◆ Schriftliche Aufgabe A ◆
Worauf verzichtete die Bundesrepublik laut dem Text über den Warschauer Vertrag mit der Anerkennung der Oder-Neiße-Grenze?
◆ Schriftliche Aufgabe B ◆
Gib aus dem Text über den Warschauer Vertrag die Stelle von „Warschau, am Abend“ bis „an die Deutschen.“ wortgetreu wieder.
◆ Schriftliche Aufgabe C ◆
Übertrage den Satz „Nun wandte sich der Bundeskanzler in einer Fernsehansprache an die Deutschen.“ aus dem Text über den Warschauer Vertrag ins Englische.

◆ Textauszug ◆
————
"Meine lieben Mitbürgerinnen und Mitbürger! Ich bin mir bewusst: Dies ist eine schwere Reise. Der Vertrag von Warschau soll einen Schlussstrich setzen unter Leiden und Opfer einer bösen Vergangenheit."
Warschau, am Abend des 7. Dezember 1970. Willy Brandt hatte einen bewegten Tag hinter sich: Am Vormittag war er vor dem Mahnmal für die Opfer des Warschauer Gettos auf die Knie gefallen, wenig später hatte er den Vertrag über die Normalisierung der deutsch-polnischen Beziehungen unterschrieben. Zentraler Punkt: Mit der Anerkennung der Oder-Neiße-Grenze verzichtete die Bundesrepublik auf die ehemaligen deutschen Ostgebiete. Nun wandte sich der Bundeskanzler in einer Fernsehansprache an die Deutschen.
"Was ich Ihnen im August aus Moskau gesagt habe, gilt auch für den Vertrag mit Polen: Er gibt nichts preis, was nicht längst verspielt worden ist. Verspielt nicht von uns, die wir in der Bundesrepublik politische Verantwortung tragen und getragen haben, sondern verspielt von einem verbrecherischen Regime, vom Nationalsozialismus."
Die Verbrechen der eigenen Elterngeneration
Während in den 50er-Jahren die Erinnerung an das eigene Leiden im und nach dem Zweiten Weltkrieg im Mittelpunkt der öffentlichen Aufmerksamkeit stand, begann sich der Fokus in den Sechzigerjahren zu verschieben. Die Verbrechen der eigenen Elterngeneration wurden immer stärker zum Thema gemacht, so der ehemalige Direktor des Deutschen Polen-Instituts, Dieter Bingen:
"Deshalb war es ja überhaupt erst möglich, dass die sozialliberale Koalition also von Willy Brandt und Walter Scheel, die im Oktober 1969 an die Regierung kam, diese Ostvertragspolitik dann einleiten konnte, weil sie wusste, sie hatte hier eine zunehmende Mehrheit hinter sich, und bis zur Ratifizierung der Verträge im Frühjahr 1972 ist diese Mehrheit zugunsten dieser Ostpolitik dann gestiegen..
————
◆ Datenauszug ◆
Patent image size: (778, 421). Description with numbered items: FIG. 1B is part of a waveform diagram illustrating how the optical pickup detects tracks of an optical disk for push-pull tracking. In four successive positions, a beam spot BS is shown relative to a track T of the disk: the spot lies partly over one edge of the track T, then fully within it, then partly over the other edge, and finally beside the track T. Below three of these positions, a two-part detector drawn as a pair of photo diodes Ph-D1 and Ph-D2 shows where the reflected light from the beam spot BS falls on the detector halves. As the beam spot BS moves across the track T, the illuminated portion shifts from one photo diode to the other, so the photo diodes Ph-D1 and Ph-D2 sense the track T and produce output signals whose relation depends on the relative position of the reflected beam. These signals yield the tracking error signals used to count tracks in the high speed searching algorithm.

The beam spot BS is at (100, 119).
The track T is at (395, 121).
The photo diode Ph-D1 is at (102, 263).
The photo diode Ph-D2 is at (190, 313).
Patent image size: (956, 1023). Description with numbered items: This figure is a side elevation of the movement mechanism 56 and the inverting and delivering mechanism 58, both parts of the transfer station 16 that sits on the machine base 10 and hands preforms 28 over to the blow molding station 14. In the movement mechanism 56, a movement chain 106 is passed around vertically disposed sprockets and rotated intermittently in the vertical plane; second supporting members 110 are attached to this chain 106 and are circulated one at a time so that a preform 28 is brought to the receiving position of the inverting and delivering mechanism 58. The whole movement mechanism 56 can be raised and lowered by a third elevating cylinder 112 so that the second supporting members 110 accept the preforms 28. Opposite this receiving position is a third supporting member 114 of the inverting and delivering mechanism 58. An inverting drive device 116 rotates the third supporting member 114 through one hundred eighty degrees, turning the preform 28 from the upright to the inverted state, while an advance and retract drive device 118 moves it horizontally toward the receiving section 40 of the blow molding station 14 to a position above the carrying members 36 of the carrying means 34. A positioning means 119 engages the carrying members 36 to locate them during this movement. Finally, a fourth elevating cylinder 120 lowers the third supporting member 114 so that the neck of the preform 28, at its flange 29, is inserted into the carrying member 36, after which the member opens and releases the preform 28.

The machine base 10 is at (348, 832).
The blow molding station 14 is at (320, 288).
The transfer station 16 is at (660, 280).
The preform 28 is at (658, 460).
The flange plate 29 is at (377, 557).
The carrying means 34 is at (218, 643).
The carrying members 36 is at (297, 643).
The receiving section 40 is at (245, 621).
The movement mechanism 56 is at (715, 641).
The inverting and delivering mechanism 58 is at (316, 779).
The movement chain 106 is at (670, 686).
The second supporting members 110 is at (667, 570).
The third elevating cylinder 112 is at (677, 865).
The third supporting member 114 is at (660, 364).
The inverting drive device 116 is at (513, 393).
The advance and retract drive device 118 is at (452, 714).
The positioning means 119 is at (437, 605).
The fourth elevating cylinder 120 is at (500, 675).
————
◆ Ausgabe A ◆
Auf die ehemaligen deutschen Ostgebiete.

◆ Ausgabe B ◆
Warschau, am Abend des 7. Dezember 1970. Willy Brandt hatte einen bewegten Tag hinter sich: Am Vormittag war er vor dem Mahnmal für die Opfer des Warschauer Gettos auf die Knie gefallen, wenig später hatte er den Vertrag über die Normalisierung der deutsch-polnischen Beziehungen unterschrieben. Zentraler Punkt: Mit der Anerkennung der Oder-Neiße-Grenze verzichtete die Bundesrepublik auf die ehemaligen deutschen Ostgebiete. Nun wandte sich der Bundeskanzler in einer Fernsehansprache an die Deutschen.

◆ Ausgabe C ◆
Now the Federal Chancellor addressed the Germans in a televised speech.